> Short problem:
Report all lines holding "document".
+++ Supplied records
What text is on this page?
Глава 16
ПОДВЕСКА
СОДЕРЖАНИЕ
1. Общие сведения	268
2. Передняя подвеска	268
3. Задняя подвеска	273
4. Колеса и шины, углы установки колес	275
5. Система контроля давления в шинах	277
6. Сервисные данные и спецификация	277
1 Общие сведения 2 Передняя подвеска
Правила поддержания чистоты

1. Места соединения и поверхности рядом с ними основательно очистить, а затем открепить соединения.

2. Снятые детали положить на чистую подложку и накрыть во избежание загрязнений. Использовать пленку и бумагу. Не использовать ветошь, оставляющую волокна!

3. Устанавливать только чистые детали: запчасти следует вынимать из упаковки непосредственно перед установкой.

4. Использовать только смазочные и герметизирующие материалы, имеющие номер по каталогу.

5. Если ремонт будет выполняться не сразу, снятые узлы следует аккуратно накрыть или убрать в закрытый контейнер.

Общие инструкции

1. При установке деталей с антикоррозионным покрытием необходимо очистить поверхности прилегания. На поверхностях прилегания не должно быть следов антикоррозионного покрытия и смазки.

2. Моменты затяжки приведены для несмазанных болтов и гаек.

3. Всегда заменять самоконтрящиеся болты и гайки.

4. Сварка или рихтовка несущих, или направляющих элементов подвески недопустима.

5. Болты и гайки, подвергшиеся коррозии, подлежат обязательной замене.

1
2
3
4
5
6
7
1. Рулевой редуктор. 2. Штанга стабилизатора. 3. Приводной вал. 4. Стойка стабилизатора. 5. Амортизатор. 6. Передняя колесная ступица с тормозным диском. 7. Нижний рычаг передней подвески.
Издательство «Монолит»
++++++
+++ Supplied records
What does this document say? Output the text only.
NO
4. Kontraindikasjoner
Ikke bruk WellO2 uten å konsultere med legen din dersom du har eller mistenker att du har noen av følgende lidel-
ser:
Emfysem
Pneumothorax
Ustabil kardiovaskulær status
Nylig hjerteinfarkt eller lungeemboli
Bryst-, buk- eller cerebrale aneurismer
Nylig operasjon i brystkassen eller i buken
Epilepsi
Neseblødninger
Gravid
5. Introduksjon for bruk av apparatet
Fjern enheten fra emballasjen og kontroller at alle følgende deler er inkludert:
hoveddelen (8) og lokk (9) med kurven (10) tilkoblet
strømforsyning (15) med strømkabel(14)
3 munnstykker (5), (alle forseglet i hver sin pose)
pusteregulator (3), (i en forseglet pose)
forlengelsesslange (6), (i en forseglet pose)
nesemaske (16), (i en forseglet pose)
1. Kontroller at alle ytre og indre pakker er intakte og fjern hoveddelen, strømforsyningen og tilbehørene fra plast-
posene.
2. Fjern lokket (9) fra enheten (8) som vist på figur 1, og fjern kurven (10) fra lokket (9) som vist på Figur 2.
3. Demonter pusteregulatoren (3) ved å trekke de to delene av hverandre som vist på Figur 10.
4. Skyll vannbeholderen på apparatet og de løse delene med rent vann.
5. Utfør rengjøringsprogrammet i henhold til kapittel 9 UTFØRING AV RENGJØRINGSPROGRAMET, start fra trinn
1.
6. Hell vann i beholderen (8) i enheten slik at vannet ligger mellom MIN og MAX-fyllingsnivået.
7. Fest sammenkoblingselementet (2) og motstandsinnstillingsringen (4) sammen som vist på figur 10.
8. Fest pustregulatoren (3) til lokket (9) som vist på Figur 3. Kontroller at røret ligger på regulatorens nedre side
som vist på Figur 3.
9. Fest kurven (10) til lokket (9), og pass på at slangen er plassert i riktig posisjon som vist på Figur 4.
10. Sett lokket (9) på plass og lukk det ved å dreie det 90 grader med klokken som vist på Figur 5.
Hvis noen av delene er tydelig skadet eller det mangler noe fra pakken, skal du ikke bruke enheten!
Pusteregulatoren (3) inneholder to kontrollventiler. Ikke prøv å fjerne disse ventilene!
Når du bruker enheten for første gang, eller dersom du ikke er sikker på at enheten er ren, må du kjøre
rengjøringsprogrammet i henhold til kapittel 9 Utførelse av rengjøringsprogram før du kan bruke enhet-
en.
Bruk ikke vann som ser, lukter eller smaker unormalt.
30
++++++
+++ Supplied records
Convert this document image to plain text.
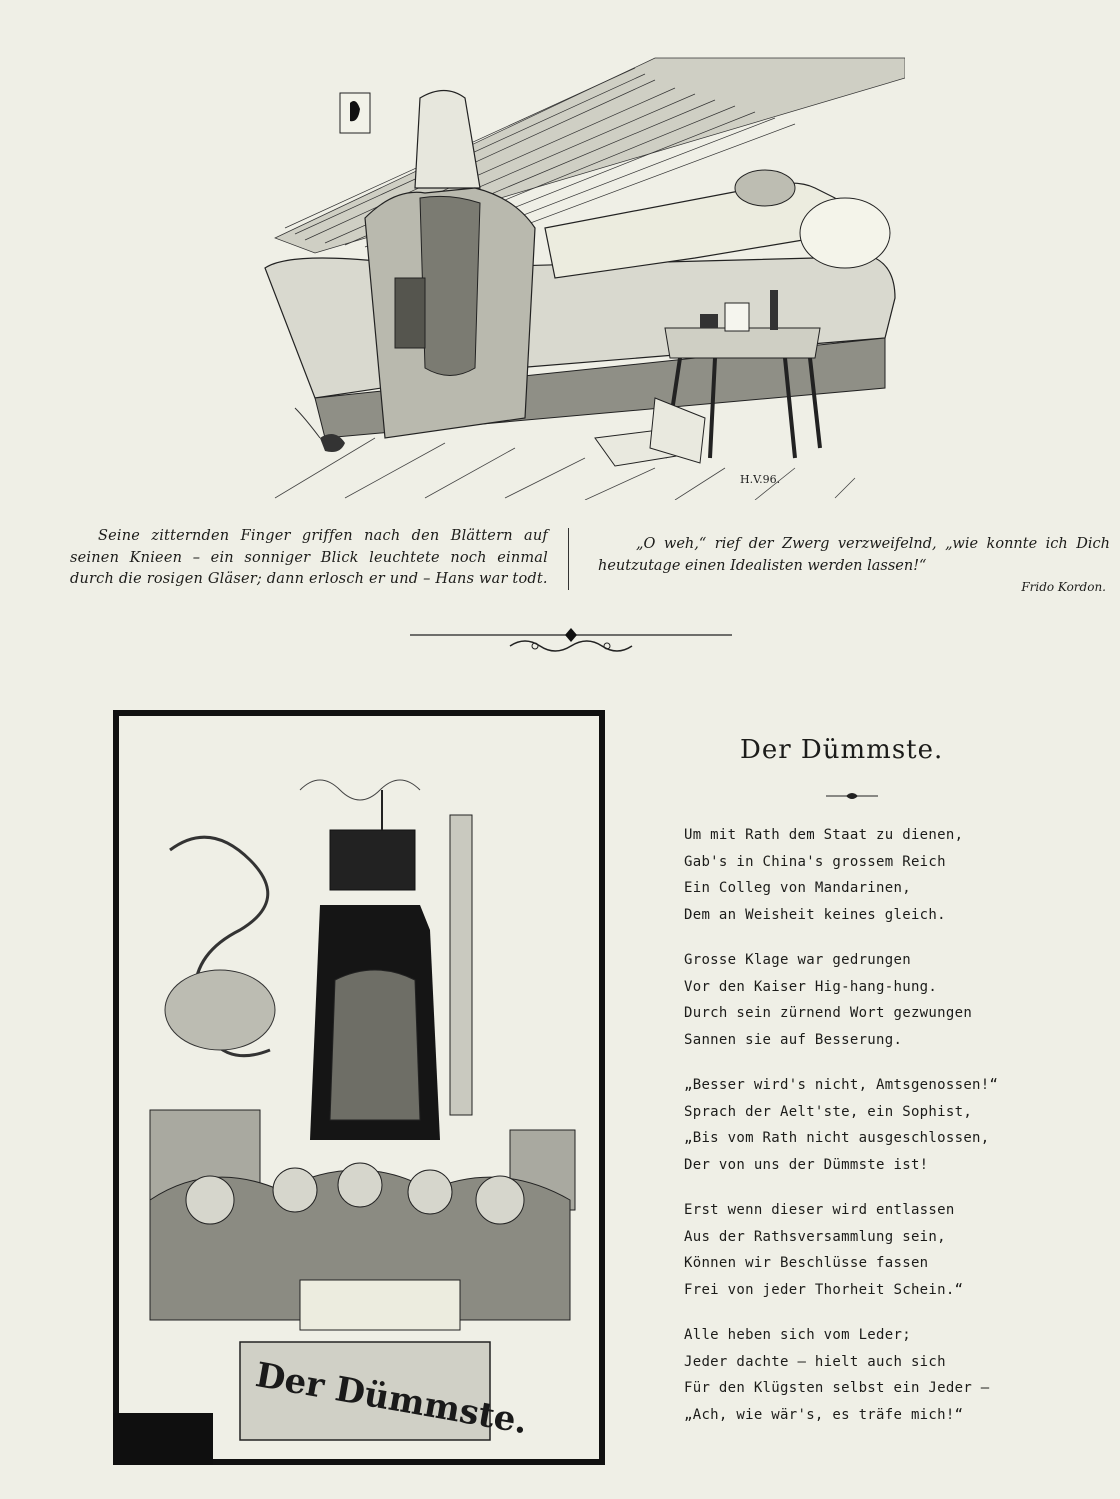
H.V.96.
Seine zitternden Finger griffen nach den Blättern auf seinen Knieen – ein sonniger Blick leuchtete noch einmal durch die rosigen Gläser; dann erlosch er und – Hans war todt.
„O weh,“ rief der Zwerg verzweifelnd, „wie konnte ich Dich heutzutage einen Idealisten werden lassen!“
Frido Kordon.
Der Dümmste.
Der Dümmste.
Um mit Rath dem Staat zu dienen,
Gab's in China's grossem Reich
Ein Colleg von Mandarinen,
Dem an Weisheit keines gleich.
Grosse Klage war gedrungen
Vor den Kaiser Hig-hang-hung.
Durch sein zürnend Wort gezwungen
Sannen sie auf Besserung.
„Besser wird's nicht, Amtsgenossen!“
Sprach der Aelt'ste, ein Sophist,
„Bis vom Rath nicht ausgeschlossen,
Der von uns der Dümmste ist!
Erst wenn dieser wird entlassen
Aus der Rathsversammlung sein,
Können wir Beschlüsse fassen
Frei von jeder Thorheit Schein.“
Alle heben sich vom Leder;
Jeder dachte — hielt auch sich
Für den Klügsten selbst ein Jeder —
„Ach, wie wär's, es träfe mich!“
++++++
> Task output:
What does this document say? Output the text only.
Convert this document image to plain text.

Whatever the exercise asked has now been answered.